- **Problem statement**: Of all the lines in this data, how many include "such"? Respond with the number only.

- **The records**:
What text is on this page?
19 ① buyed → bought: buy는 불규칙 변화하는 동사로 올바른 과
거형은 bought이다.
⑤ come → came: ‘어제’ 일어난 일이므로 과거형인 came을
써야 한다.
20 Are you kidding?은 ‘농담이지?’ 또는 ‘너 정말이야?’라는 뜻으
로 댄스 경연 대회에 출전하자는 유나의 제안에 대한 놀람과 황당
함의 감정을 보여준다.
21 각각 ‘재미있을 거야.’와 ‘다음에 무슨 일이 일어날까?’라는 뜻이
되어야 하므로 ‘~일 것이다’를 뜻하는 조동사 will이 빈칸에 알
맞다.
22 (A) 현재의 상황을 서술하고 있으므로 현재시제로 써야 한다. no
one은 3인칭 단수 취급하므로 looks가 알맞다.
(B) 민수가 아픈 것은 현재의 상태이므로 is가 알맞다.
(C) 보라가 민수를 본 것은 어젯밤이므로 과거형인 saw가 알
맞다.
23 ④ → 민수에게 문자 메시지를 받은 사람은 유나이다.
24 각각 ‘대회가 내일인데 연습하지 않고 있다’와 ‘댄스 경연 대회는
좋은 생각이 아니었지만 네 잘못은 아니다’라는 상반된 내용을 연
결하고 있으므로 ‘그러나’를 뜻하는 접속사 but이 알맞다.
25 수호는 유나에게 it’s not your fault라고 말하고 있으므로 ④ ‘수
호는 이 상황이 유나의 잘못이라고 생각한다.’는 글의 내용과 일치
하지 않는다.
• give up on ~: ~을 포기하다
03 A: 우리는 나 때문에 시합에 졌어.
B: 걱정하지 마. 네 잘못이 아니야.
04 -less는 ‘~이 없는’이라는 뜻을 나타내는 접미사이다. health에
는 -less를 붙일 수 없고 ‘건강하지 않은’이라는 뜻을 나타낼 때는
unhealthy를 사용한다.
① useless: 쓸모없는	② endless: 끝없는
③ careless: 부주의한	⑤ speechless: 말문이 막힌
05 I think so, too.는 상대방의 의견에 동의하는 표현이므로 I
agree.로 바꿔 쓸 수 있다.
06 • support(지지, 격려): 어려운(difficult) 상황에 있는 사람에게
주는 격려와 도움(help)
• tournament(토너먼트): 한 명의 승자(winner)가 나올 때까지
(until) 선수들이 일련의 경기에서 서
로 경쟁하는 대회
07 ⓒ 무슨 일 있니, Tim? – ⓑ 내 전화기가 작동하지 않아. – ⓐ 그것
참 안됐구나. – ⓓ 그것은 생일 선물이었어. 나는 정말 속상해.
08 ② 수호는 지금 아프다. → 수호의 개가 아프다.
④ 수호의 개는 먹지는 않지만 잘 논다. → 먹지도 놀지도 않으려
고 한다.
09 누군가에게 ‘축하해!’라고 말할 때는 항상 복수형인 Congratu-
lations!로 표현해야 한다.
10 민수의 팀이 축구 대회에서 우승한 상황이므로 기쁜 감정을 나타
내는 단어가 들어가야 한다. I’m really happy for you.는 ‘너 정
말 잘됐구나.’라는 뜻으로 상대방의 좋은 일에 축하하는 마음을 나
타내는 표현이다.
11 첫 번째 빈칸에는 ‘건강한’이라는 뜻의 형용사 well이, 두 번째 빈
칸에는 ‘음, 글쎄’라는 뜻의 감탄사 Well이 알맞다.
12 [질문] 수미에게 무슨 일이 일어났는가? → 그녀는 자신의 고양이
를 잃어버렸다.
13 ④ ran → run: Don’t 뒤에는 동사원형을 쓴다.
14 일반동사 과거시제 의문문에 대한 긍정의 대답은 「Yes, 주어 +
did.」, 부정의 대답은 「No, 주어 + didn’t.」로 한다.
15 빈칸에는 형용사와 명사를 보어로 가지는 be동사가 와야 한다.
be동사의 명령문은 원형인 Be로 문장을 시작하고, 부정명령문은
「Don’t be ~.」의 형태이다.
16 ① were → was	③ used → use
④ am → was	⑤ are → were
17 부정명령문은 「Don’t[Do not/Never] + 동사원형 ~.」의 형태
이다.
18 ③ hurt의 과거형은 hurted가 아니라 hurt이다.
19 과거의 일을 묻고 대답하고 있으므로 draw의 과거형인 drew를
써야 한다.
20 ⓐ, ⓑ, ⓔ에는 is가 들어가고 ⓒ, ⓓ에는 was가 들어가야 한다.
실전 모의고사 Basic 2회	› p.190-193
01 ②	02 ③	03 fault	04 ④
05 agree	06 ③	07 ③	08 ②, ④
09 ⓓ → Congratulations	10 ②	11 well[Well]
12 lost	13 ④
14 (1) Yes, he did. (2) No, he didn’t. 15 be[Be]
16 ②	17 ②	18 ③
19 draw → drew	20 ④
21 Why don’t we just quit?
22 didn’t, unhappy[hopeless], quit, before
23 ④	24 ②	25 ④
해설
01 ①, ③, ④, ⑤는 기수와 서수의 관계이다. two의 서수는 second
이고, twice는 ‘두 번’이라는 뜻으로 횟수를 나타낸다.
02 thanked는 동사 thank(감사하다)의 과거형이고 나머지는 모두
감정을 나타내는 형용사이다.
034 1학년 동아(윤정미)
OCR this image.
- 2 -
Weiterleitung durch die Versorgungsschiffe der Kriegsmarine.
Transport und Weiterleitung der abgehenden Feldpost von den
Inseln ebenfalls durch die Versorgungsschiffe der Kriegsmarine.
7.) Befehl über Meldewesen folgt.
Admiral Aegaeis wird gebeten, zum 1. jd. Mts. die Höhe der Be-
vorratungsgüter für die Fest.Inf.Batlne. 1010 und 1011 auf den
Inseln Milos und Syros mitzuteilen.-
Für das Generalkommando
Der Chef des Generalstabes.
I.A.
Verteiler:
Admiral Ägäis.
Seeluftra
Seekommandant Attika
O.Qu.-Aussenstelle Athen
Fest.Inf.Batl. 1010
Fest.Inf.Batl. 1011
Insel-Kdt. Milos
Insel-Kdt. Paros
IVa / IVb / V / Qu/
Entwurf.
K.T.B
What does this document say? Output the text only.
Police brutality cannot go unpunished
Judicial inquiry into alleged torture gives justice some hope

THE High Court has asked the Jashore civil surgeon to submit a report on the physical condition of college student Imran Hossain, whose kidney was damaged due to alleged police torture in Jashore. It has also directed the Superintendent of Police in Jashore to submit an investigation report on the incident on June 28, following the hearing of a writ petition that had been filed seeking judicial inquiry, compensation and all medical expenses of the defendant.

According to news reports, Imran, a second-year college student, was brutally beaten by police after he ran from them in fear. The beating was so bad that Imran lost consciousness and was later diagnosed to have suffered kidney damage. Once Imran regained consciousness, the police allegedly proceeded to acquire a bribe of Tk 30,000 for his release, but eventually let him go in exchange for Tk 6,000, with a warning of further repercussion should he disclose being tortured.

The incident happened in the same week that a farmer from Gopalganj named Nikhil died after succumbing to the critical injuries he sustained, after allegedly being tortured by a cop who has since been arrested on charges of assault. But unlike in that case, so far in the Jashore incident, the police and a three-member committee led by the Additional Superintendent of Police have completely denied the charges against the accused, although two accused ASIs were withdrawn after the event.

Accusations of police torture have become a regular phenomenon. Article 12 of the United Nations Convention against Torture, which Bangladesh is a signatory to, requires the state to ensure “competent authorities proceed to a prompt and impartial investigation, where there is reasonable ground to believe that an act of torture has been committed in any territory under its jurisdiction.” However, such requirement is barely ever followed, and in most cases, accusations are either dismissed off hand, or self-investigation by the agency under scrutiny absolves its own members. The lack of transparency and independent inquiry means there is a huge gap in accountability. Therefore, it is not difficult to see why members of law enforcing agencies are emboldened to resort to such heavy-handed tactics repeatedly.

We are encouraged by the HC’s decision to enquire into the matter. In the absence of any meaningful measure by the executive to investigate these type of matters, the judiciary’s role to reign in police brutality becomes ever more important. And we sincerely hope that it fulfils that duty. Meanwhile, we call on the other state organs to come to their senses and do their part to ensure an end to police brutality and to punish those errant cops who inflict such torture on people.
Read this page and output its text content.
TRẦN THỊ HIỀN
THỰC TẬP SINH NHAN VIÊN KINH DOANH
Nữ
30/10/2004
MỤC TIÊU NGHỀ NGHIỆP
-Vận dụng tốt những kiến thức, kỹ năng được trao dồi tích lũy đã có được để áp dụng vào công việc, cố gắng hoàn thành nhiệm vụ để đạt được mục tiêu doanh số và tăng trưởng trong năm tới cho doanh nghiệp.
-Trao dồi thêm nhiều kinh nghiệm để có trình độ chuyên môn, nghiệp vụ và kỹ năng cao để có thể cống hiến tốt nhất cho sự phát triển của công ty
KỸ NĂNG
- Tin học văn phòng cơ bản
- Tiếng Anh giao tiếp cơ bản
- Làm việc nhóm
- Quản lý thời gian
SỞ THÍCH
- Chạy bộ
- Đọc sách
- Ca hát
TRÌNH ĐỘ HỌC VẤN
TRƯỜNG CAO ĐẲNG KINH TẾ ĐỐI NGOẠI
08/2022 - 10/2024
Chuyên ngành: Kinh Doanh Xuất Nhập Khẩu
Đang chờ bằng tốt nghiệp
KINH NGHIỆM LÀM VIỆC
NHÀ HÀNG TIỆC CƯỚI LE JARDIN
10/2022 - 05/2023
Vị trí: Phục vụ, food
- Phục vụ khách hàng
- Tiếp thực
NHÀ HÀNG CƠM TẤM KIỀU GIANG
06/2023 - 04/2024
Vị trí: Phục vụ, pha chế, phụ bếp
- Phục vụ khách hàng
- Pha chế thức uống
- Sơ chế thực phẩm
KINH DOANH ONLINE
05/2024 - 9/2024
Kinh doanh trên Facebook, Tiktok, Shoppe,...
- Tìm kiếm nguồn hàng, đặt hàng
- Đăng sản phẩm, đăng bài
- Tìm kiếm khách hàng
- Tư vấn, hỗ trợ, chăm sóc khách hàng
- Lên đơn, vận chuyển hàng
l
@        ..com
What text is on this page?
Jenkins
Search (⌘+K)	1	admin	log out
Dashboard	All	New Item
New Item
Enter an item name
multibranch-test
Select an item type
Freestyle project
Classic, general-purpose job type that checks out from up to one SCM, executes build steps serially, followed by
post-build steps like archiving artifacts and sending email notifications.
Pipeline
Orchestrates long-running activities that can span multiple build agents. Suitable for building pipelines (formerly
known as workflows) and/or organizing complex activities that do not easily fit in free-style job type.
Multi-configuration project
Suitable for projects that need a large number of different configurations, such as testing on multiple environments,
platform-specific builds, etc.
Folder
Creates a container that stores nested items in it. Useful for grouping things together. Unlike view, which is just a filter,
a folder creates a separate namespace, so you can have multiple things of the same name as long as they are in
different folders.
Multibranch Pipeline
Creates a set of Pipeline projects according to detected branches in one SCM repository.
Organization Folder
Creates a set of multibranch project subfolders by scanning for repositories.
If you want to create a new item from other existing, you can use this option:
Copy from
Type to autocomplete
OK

- **Solution to this task**: 3